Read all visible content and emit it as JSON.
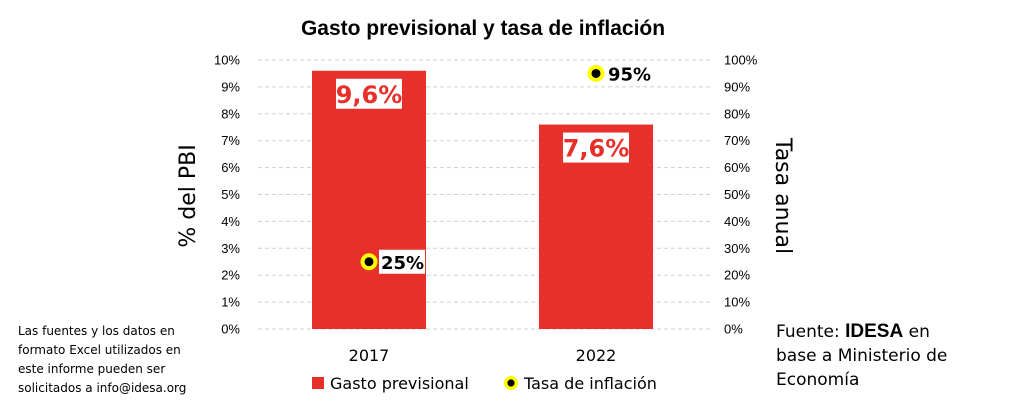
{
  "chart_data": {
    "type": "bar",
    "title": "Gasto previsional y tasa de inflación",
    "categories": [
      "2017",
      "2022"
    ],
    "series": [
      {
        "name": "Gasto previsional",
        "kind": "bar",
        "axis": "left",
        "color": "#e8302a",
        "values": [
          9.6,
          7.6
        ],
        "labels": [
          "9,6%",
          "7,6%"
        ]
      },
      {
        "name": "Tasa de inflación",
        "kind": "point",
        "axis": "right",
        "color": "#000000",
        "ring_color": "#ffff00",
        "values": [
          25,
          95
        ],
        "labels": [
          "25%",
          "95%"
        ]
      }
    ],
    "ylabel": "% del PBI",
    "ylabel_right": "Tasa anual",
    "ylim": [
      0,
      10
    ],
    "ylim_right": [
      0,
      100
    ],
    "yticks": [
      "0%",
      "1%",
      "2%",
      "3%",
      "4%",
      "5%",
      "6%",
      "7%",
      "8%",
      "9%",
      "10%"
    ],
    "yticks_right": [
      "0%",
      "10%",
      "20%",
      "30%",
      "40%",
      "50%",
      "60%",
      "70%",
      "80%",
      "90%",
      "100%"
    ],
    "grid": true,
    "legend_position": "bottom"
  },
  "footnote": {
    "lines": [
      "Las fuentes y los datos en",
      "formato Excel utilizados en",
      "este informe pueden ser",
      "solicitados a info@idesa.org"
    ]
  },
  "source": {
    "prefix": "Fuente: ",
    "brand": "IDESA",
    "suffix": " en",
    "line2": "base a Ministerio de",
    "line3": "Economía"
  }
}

==

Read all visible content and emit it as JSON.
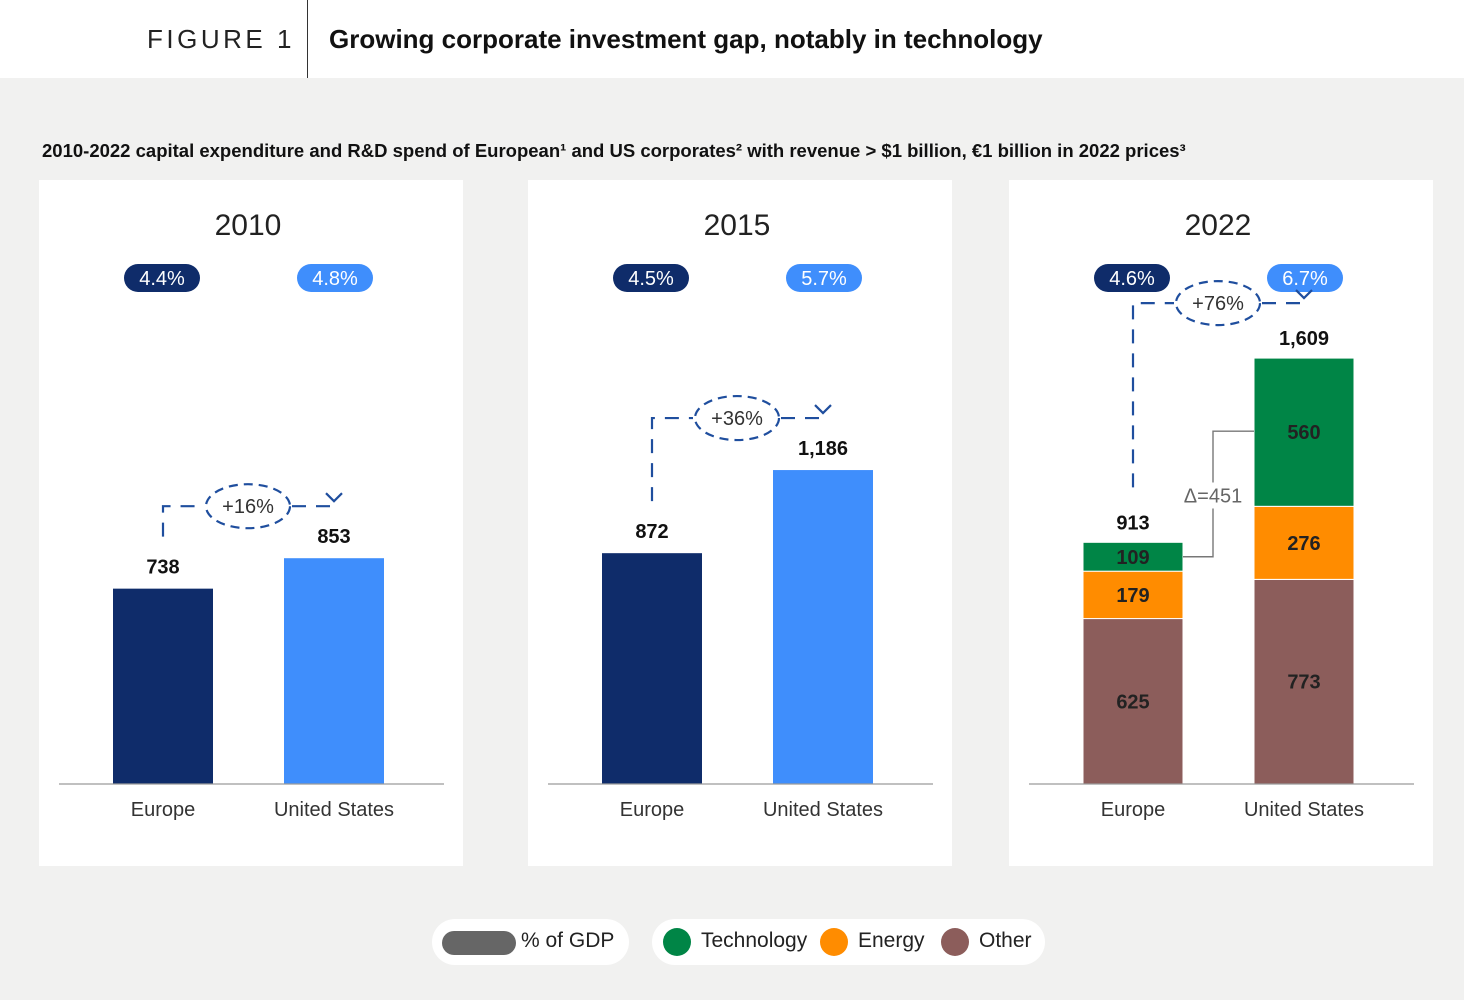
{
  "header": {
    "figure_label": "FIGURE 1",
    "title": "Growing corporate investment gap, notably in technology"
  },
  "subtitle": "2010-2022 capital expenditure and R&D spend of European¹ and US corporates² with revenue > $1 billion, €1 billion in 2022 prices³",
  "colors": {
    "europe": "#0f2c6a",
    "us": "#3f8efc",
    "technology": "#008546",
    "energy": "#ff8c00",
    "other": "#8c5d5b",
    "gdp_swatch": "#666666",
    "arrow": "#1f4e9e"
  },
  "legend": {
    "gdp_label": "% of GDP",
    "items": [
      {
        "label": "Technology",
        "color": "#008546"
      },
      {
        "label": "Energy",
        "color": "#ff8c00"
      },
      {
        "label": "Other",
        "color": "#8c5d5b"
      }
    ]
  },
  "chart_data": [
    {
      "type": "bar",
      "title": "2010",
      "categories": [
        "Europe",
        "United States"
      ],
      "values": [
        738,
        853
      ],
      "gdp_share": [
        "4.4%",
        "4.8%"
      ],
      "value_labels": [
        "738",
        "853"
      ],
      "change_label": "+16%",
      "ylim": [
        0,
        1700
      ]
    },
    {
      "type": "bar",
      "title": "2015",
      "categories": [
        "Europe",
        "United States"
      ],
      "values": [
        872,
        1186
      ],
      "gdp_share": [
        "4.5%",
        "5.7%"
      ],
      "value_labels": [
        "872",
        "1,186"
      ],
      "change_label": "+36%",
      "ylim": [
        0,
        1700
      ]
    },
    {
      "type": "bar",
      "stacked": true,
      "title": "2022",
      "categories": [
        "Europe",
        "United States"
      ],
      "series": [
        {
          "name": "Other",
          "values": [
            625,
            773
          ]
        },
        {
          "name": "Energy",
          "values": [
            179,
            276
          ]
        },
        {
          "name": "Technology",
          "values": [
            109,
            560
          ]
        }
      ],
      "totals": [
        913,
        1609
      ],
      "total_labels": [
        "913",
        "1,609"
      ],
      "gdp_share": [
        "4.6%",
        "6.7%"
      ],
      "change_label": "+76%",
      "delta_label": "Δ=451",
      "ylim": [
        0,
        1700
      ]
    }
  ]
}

--

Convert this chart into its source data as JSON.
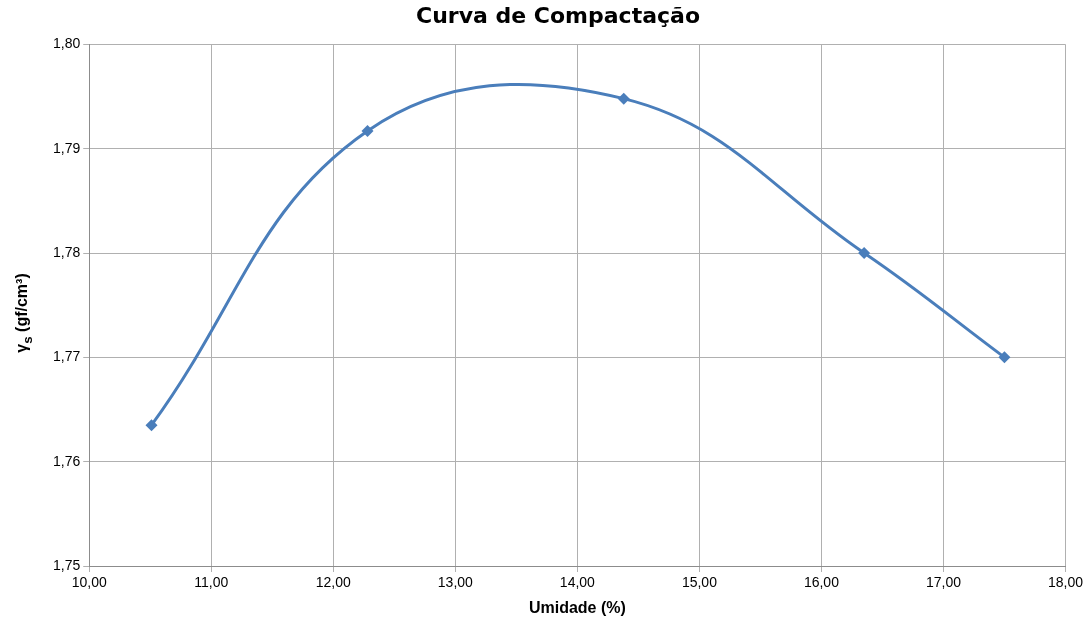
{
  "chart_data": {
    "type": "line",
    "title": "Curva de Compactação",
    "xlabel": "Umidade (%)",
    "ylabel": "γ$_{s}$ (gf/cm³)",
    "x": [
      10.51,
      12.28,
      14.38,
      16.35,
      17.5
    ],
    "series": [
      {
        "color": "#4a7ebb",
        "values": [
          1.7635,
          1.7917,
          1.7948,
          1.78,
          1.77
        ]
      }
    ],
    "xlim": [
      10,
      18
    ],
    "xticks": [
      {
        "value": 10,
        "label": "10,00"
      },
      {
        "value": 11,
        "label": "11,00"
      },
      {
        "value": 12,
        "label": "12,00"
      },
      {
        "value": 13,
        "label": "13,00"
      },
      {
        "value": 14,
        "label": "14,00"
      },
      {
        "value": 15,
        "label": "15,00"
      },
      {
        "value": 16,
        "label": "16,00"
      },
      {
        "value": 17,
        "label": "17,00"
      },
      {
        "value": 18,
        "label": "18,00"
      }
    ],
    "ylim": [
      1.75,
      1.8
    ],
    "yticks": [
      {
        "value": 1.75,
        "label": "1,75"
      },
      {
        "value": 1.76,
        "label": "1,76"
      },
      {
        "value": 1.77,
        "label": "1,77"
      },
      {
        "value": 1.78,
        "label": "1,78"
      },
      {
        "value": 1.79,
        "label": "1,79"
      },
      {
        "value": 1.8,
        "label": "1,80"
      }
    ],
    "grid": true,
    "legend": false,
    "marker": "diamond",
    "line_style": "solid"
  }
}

**Instruction**
Look through the entries and return every line where "inflación" appears.

**Exercise answer**
    "title": "Gasto previsional y tasa de inflación",
        "name": "Tasa de inflación",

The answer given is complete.